Look at the entries below and reproduce them exactly.

[Extracts from a graphics dataset]
################

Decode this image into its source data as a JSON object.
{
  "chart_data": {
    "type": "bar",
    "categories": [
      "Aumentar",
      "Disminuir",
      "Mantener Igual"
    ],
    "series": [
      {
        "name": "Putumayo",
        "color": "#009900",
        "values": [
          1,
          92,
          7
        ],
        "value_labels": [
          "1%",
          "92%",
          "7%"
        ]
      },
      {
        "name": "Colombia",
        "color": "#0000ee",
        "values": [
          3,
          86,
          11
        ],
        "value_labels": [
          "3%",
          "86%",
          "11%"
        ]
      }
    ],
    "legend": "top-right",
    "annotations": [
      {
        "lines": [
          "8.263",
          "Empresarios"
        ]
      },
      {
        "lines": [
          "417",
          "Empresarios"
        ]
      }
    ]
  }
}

################

CORRECT OUTPUT:
Decode this image into its source data as a JSON object.
{
  "chart_data": {
    "type": "bar",
    "categories": [
      "Aumentar",
      "Disminuir",
      "Mantener Igual"
    ],
    "series": [
      {
        "name": "Putumayo",
        "color": "#009900",
        "values": [
          1,
          92,
          7
        ],
        "value_labels": [
          "1%",
          "92%",
          "7%"
        ]
      },
      {
        "name": "Colombia",
        "color": "#0000ee",
        "values": [
          3,
          86,
          11
        ],
        "value_labels": [
          "3%",
          "86%",
          "11%"
        ]
      }
    ],
    "legend": "top-right",
    "annotations": [
      {
        "lines": [
          "8.263",
          "Empresarios"
        ]
      },
      {
        "lines": [
          "417",
          "Empresarios"
        ]
      }
    ]
  }
}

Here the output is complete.